<<<<
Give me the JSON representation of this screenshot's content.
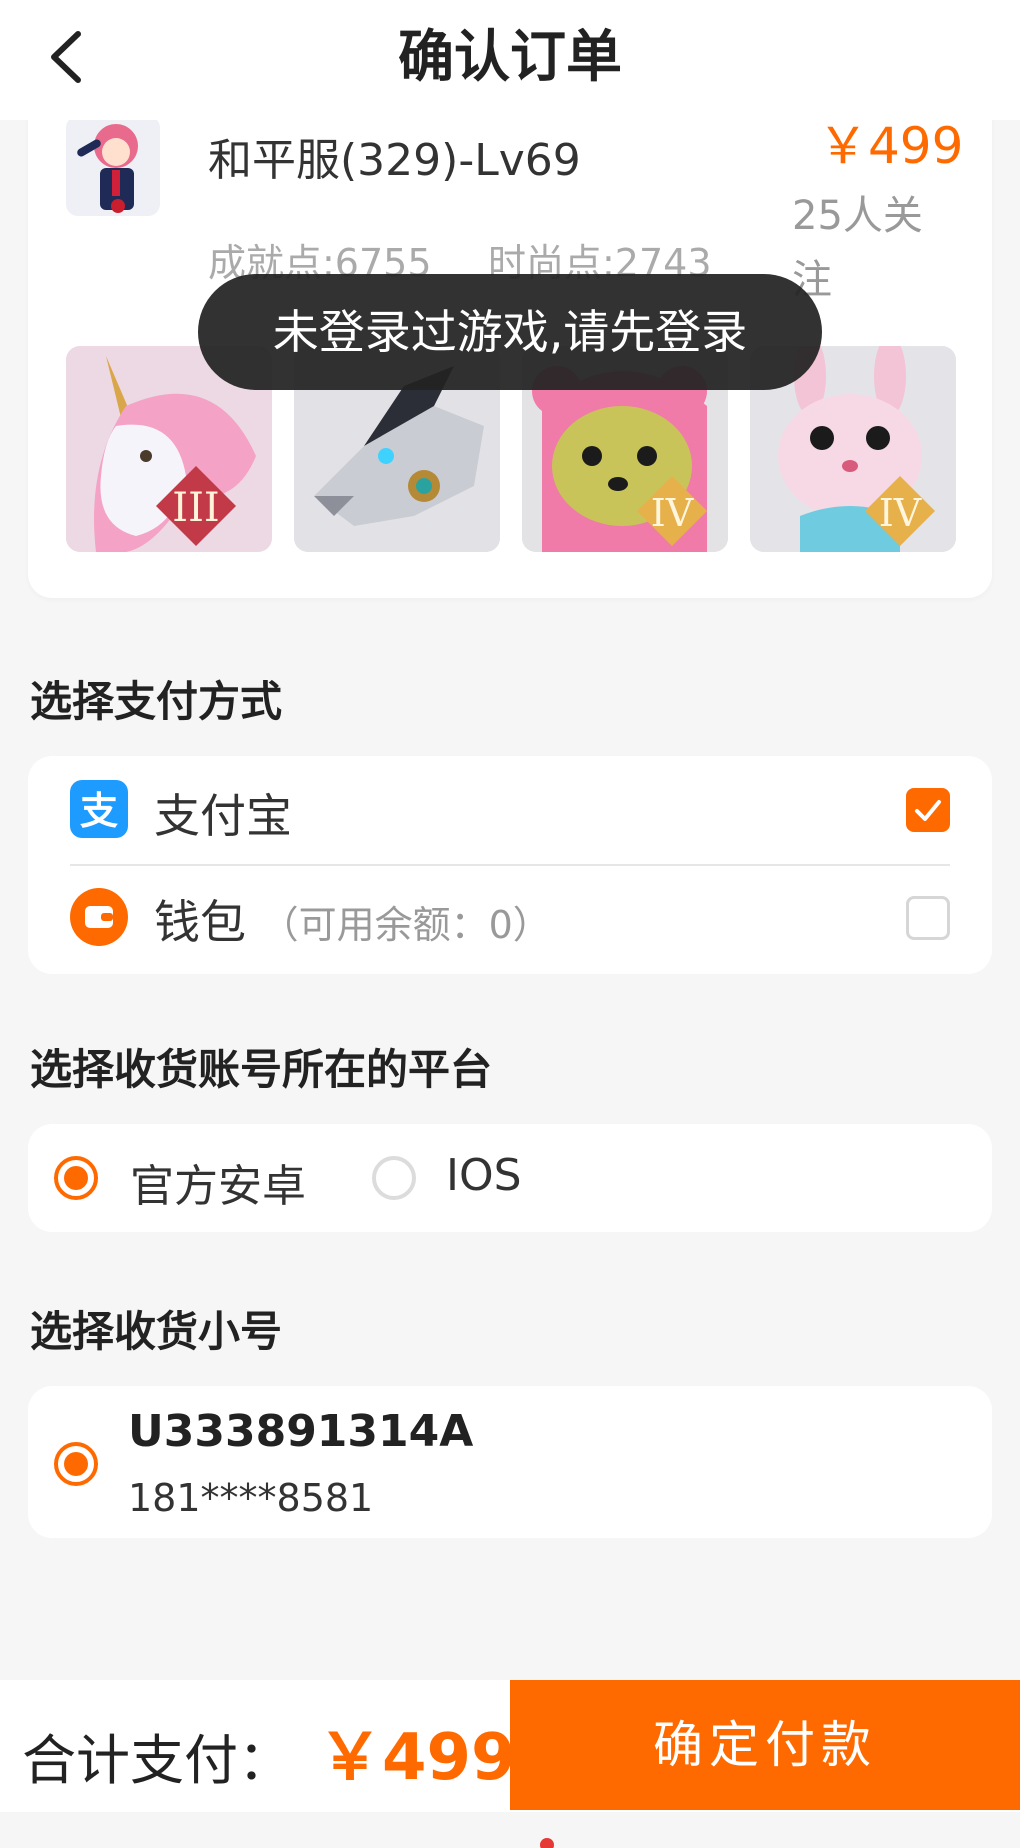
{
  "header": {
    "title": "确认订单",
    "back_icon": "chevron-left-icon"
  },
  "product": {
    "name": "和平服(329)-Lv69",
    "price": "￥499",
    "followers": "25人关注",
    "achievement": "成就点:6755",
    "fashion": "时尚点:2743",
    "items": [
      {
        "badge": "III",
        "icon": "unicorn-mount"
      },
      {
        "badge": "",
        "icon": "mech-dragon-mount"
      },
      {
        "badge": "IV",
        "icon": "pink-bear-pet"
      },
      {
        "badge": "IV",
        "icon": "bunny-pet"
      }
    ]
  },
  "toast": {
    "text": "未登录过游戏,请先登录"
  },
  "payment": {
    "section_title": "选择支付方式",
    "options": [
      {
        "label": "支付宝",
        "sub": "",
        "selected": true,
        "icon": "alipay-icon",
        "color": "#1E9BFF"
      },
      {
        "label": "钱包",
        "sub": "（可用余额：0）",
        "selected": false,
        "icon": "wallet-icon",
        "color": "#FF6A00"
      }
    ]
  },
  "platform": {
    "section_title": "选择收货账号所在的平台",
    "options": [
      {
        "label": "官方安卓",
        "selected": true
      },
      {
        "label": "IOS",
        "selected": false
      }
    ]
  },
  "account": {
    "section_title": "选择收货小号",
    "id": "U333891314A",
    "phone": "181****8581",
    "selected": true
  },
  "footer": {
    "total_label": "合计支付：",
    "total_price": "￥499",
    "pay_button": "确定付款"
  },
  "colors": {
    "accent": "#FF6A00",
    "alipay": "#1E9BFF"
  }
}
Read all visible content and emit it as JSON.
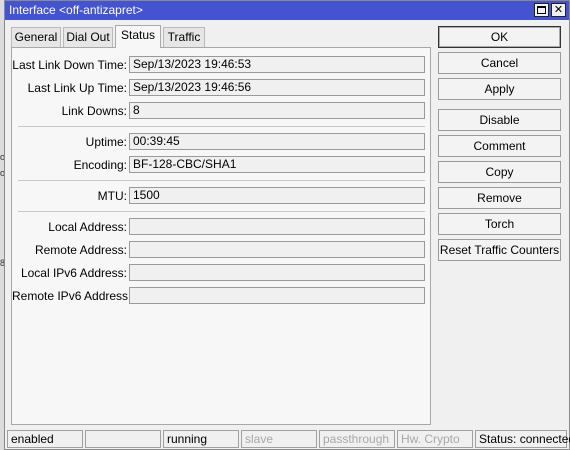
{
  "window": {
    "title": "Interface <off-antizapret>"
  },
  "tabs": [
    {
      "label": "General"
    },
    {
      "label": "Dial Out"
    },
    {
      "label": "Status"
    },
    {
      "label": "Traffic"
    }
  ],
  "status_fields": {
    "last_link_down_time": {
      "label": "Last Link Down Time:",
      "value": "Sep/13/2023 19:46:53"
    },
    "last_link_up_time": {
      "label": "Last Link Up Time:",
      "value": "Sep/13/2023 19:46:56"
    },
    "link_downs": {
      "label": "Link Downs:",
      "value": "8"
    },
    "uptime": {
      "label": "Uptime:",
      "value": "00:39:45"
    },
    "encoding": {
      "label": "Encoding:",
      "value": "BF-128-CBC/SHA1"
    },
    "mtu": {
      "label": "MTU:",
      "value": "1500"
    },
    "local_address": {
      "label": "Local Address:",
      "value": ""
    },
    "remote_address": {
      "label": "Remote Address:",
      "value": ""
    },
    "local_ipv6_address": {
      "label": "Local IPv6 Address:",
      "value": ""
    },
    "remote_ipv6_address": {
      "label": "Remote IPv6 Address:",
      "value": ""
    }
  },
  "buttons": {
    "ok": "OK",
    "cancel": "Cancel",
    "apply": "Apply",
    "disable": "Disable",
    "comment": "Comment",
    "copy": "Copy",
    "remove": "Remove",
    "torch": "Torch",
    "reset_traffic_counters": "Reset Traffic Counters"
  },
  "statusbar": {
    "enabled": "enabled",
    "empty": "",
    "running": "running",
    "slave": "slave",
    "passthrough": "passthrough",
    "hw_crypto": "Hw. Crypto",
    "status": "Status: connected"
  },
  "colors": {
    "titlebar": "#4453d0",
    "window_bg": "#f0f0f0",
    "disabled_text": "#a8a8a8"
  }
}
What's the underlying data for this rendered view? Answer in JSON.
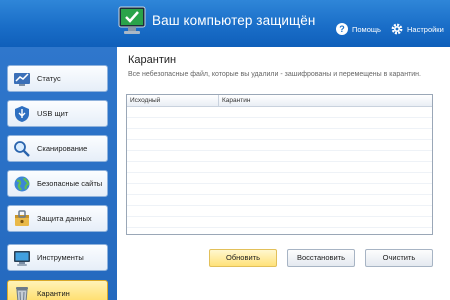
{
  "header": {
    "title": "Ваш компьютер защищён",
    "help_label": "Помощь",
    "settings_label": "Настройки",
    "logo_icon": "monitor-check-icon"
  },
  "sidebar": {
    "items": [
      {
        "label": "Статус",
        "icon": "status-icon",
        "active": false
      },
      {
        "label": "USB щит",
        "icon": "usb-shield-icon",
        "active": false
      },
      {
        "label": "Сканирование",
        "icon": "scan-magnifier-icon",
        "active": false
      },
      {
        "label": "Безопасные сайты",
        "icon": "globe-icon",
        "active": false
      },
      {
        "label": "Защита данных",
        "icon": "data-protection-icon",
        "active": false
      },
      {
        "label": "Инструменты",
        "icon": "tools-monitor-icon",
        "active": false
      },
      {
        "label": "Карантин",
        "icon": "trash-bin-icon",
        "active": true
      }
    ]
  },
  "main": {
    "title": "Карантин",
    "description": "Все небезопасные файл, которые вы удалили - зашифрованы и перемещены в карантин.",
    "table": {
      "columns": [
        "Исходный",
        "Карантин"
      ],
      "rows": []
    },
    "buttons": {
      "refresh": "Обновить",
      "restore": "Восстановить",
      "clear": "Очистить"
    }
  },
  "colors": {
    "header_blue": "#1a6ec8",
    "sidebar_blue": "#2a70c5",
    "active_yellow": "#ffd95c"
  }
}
>>>>
» Goal
From the listing above, copy out each line where the word "mount" appears.

» Exercise response
        "icon": "unicorn-mount"
        "icon": "mech-dragon-mount"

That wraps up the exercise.